Stated task: In full and without deviation, write out the entries that follow.

- - - - -

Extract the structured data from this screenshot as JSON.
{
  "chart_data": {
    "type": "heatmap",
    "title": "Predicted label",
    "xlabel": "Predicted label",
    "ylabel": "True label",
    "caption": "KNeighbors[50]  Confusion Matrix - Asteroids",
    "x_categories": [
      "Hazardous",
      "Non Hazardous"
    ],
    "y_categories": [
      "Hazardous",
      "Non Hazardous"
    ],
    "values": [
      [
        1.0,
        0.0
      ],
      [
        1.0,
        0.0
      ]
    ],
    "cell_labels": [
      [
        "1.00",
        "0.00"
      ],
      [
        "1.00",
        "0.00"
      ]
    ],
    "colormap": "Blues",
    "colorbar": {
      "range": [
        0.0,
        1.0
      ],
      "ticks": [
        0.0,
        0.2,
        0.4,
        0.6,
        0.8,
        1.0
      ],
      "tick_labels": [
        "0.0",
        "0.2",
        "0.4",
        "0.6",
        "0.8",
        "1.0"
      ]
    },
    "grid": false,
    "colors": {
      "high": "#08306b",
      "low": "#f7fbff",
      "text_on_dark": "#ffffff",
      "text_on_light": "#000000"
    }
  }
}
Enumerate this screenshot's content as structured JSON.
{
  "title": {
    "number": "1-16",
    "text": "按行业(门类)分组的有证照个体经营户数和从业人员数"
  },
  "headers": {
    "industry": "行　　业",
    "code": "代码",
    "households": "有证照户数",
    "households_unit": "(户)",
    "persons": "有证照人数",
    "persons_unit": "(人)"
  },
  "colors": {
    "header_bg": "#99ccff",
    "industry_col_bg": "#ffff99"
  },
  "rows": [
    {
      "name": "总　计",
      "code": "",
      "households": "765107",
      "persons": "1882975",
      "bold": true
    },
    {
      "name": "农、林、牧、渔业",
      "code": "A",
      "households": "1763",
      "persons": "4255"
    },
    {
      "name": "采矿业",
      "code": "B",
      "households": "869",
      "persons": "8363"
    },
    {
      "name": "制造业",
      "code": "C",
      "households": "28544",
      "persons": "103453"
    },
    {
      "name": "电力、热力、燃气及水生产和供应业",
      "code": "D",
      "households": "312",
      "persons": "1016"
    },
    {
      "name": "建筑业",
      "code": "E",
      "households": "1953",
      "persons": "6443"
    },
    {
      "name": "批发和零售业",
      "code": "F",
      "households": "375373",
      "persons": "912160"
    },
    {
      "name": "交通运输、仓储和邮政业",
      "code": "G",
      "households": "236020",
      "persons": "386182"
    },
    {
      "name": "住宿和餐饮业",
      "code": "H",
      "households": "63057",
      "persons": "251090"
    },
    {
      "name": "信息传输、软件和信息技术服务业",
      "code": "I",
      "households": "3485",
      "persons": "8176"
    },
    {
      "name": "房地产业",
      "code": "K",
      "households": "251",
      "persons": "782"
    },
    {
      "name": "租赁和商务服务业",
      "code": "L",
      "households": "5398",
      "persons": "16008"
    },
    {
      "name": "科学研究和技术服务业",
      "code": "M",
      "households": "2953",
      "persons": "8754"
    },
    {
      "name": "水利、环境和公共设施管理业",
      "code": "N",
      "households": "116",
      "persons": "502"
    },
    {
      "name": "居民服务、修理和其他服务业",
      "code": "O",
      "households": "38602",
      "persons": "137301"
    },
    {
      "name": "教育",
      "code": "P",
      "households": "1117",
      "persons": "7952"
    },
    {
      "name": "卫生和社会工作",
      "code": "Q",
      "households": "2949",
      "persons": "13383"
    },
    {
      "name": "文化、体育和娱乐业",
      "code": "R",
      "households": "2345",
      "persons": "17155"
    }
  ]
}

- - - - -

Expected answer:
Extract the structured data from this screenshot as JSON.
{
  "chart_data": {
    "type": "heatmap",
    "title": "Predicted label",
    "xlabel": "Predicted label",
    "ylabel": "True label",
    "caption": "KNeighbors[50]  Confusion Matrix - Asteroids",
    "x_categories": [
      "Hazardous",
      "Non Hazardous"
    ],
    "y_categories": [
      "Hazardous",
      "Non Hazardous"
    ],
    "values": [
      [
        1.0,
        0.0
      ],
      [
        1.0,
        0.0
      ]
    ],
    "cell_labels": [
      [
        "1.00",
        "0.00"
      ],
      [
        "1.00",
        "0.00"
      ]
    ],
    "colormap": "Blues",
    "colorbar": {
      "range": [
        0.0,
        1.0
      ],
      "ticks": [
        0.0,
        0.2,
        0.4,
        0.6,
        0.8,
        1.0
      ],
      "tick_labels": [
        "0.0",
        "0.2",
        "0.4",
        "0.6",
        "0.8",
        "1.0"
      ]
    },
    "grid": false,
    "colors": {
      "high": "#08306b",
      "low": "#f7fbff",
      "text_on_dark": "#ffffff",
      "text_on_light": "#000000"
    }
  }
}
Enumerate this screenshot's content as structured JSON.
{
  "title": {
    "number": "1-16",
    "text": "按行业(门类)分组的有证照个体经营户数和从业人员数"
  },
  "headers": {
    "industry": "行　　业",
    "code": "代码",
    "households": "有证照户数",
    "households_unit": "(户)",
    "persons": "有证照人数",
    "persons_unit": "(人)"
  },
  "colors": {
    "header_bg": "#99ccff",
    "industry_col_bg": "#ffff99"
  },
  "rows": [
    {
      "name": "总　计",
      "code": "",
      "households": "765107",
      "persons": "1882975",
      "bold": true
    },
    {
      "name": "农、林、牧、渔业",
      "code": "A",
      "households": "1763",
      "persons": "4255"
    },
    {
      "name": "采矿业",
      "code": "B",
      "households": "869",
      "persons": "8363"
    },
    {
      "name": "制造业",
      "code": "C",
      "households": "28544",
      "persons": "103453"
    },
    {
      "name": "电力、热力、燃气及水生产和供应业",
      "code": "D",
      "households": "312",
      "persons": "1016"
    },
    {
      "name": "建筑业",
      "code": "E",
      "households": "1953",
      "persons": "6443"
    },
    {
      "name": "批发和零售业",
      "code": "F",
      "households": "375373",
      "persons": "912160"
    },
    {
      "name": "交通运输、仓储和邮政业",
      "code": "G",
      "households": "236020",
      "persons": "386182"
    },
    {
      "name": "住宿和餐饮业",
      "code": "H",
      "households": "63057",
      "persons": "251090"
    },
    {
      "name": "信息传输、软件和信息技术服务业",
      "code": "I",
      "households": "3485",
      "persons": "8176"
    },
    {
      "name": "房地产业",
      "code": "K",
      "households": "251",
      "persons": "782"
    },
    {
      "name": "租赁和商务服务业",
      "code": "L",
      "households": "5398",
      "persons": "16008"
    },
    {
      "name": "科学研究和技术服务业",
      "code": "M",
      "households": "2953",
      "persons": "8754"
    },
    {
      "name": "水利、环境和公共设施管理业",
      "code": "N",
      "households": "116",
      "persons": "502"
    },
    {
      "name": "居民服务、修理和其他服务业",
      "code": "O",
      "households": "38602",
      "persons": "137301"
    },
    {
      "name": "教育",
      "code": "P",
      "households": "1117",
      "persons": "7952"
    },
    {
      "name": "卫生和社会工作",
      "code": "Q",
      "households": "2949",
      "persons": "13383"
    },
    {
      "name": "文化、体育和娱乐业",
      "code": "R",
      "households": "2345",
      "persons": "17155"
    }
  ]
}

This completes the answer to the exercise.